City Manager of Lowell, Massachusetts
- In office 1995–2000
- Preceded by: Richard Johnson
- Succeeded by: John F. Cox

76th Mayor of Lowell, Massachusetts
- In office 1984–1985
- Preceded by: M. Brendan Fleming
- Succeeded by: Robert B. Kennedy

Personal details
- Occupation: Political figure Educator

= Brian J. Martin =

American politician

Brian J. Martin is an American education and political figure who served as Headmaster of Lowell High School in Lowell, Massachusetts from 2013 to 2017. He previously served as Lowell's Mayor and City Manager.

==Early life==
Martin attended Lowell High School, where he was a star baseball player. He attended the University of Massachusetts Amherst and was a member of the UMass Minutemen baseball team. After graduating, Martin worked as a gym teacher, coach, and administrator at Greater Lowell Technical High School.

==City councilor and mayor==
In 1981, Martin was elected to the Lowell City Council. In 1983 he was chosen by his fellow councilors to serve as Mayor of Lowell, a strictly ceremonial role as the city is administered by a professional city manager. At the age of 33, he was the youngest mayor in the city's history.

==City manager==
Martin remained on the city council until 1988, when he stepped down to become assistant city manager of Lowell. He was a contender for the city manager's job in 1991 when James Campbell stepped down, but Taunton Mayor Richard Johnson was chosen instead. He remained assistant city manager under Johnson and in 1995 succeeded him as city manager. In 1999, the city of Lowell paid $70,000 to settle a lawsuit brought by a security company that had been passed over for a contract in favor of a firm owned by two friends of Martin. The State Ethics Commission investigated and fined Martin $1,750 for violating the state's conflict of interest law. In 2000, Martin left the city manager's post to work in the private sector.

==Later career==
In 2003, Martin was named interim president and general manager of the Lowell Lock Monsters of the American Hockey League. At the end of the 2004-05 AHL season, he left the Lock Monsters to become athletic director at Lowell High School. In November 2007 he left LHS to work for Congresswoman Niki Tsongas. He worked in her Lowell office as district director and Senior Advisor on Economic Development. In 2013 Martin was named Headmaster of Lowell High School, a position which he held until 2017.
......
### Required action A
According to the Brian J. Martin biography, how much did the State Ethics Commission fine Martin?
### Required action B
From the Brian J. Martin biography, list every position Martin held in Lowell city government.
......
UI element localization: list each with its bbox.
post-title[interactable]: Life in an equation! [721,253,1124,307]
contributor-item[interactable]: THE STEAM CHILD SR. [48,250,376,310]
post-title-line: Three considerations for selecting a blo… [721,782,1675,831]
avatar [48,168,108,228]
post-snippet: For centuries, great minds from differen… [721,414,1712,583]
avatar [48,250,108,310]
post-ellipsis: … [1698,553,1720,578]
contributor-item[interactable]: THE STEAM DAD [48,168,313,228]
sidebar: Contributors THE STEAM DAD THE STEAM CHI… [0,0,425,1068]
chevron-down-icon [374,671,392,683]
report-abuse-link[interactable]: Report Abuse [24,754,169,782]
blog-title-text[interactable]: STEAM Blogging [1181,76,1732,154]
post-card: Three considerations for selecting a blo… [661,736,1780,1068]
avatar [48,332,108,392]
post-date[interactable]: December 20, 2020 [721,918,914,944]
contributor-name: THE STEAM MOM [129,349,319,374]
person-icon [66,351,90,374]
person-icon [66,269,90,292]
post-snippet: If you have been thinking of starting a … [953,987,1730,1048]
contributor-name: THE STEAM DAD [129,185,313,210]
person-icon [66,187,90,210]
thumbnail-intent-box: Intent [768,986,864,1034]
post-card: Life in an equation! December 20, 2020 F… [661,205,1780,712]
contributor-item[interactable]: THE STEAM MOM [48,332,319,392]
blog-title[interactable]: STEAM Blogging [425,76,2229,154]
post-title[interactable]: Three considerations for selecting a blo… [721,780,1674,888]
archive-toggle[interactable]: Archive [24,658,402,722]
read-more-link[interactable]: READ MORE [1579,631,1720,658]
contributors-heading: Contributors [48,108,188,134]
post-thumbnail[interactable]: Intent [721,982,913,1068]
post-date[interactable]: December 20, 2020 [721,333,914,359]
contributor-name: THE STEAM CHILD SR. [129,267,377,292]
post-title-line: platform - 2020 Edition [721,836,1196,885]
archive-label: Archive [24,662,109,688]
......
### Written answer A
$1,750

### Written answer B
Lowell City Council member (city councilor), Mayor of Lowell, assistant city manager, and city manager.